* Input for this task:
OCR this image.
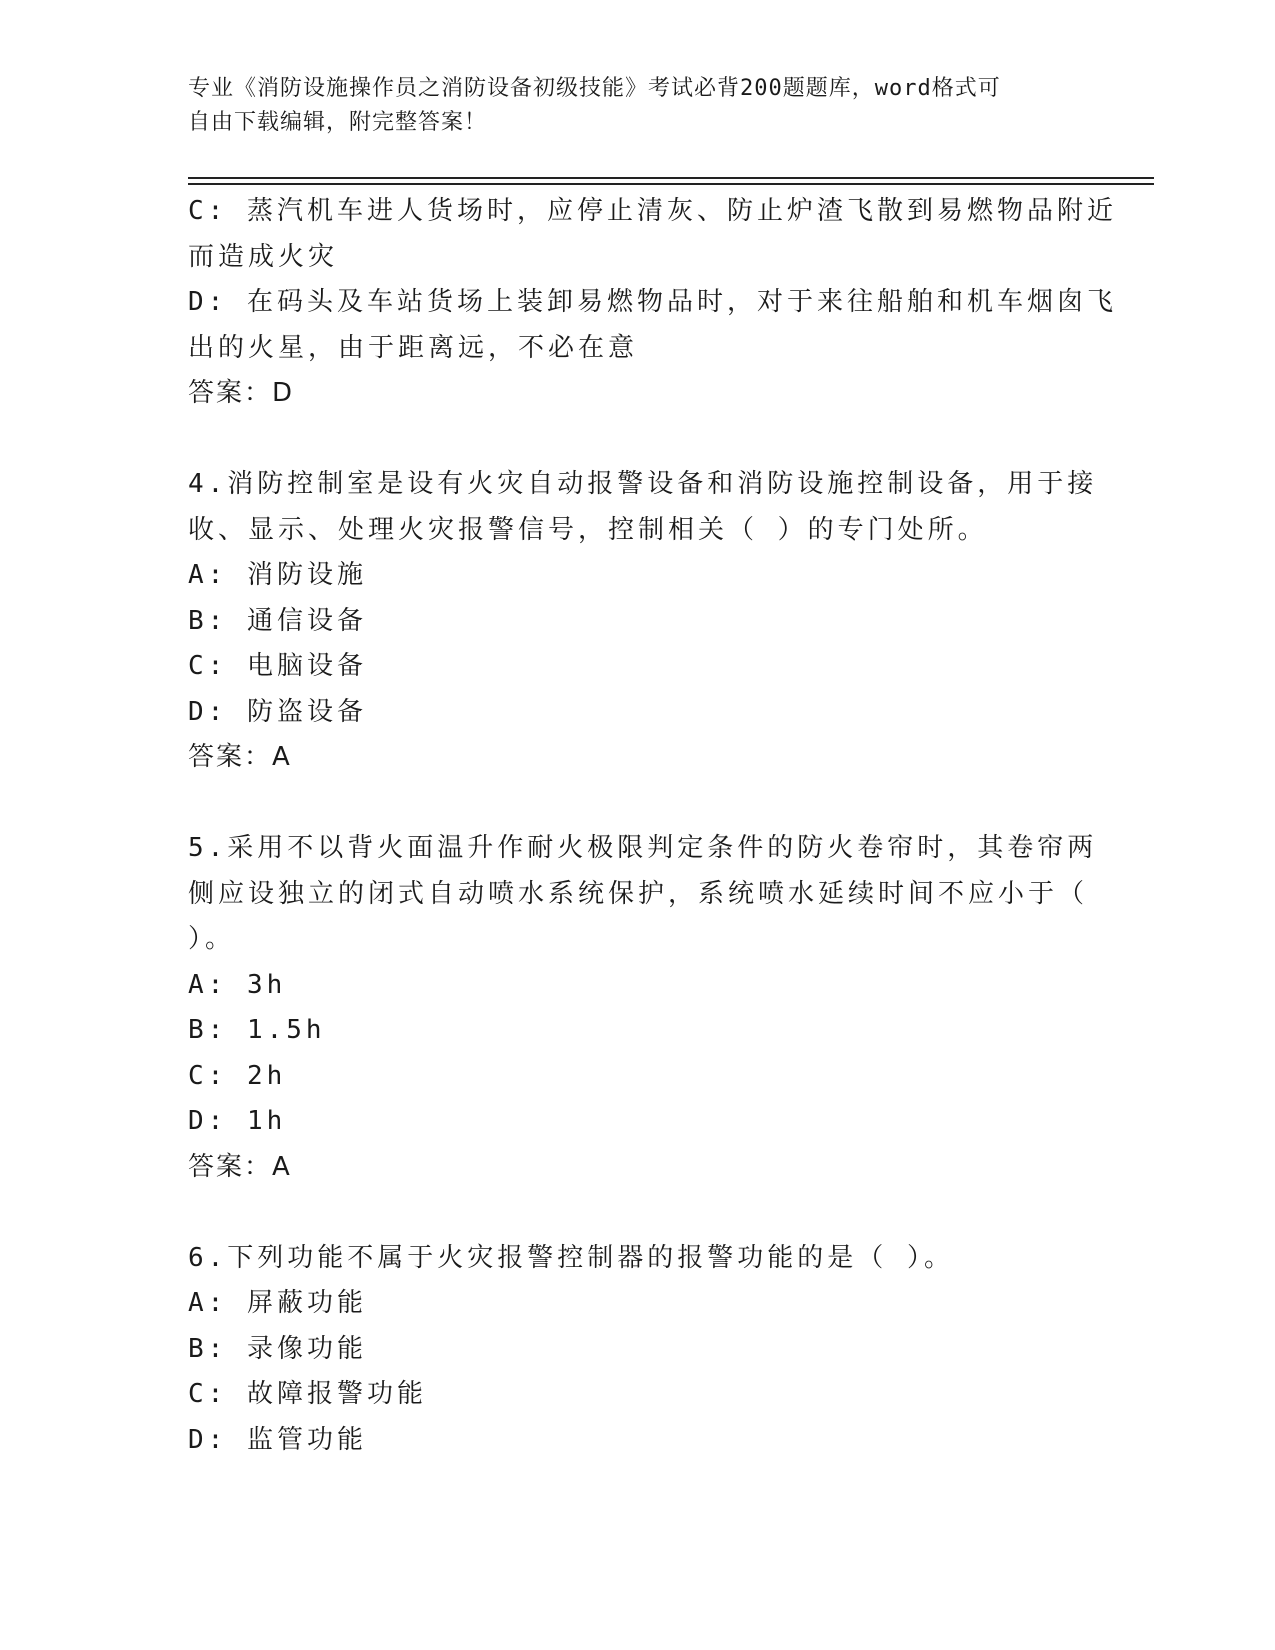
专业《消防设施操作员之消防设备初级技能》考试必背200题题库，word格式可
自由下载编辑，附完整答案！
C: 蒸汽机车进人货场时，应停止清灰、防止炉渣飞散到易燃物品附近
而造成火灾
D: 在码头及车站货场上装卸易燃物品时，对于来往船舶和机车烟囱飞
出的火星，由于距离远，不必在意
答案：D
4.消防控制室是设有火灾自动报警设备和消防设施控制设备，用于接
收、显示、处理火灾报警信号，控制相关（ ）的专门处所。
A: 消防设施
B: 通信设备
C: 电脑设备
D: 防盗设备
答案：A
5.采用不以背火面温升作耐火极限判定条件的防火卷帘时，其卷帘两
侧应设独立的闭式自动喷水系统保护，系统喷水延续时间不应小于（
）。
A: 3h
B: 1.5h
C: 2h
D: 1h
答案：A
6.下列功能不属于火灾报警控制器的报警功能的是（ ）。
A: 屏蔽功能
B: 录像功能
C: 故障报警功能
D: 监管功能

* Job: Pictures in the records must not appear in the copy; transcribe everything else precisely.

* Exercise output:
OCR this image.
专业《消防设施操作员之消防设备初级技能》考试必背200题题库，word格式可
自由下载编辑，附完整答案！
C: 蒸汽机车进人货场时，应停止清灰、防止炉渣飞散到易燃物品附近
而造成火灾
D: 在码头及车站货场上装卸易燃物品时，对于来往船舶和机车烟囱飞
出的火星，由于距离远，不必在意
答案：D
4.消防控制室是设有火灾自动报警设备和消防设施控制设备，用于接
收、显示、处理火灾报警信号，控制相关（ ）的专门处所。
A: 消防设施
B: 通信设备
C: 电脑设备
D: 防盗设备
答案：A
5.采用不以背火面温升作耐火极限判定条件的防火卷帘时，其卷帘两
侧应设独立的闭式自动喷水系统保护，系统喷水延续时间不应小于（
）。
A: 3h
B: 1.5h
C: 2h
D: 1h
答案：A
6.下列功能不属于火灾报警控制器的报警功能的是（ ）。
A: 屏蔽功能
B: 录像功能
C: 故障报警功能
D: 监管功能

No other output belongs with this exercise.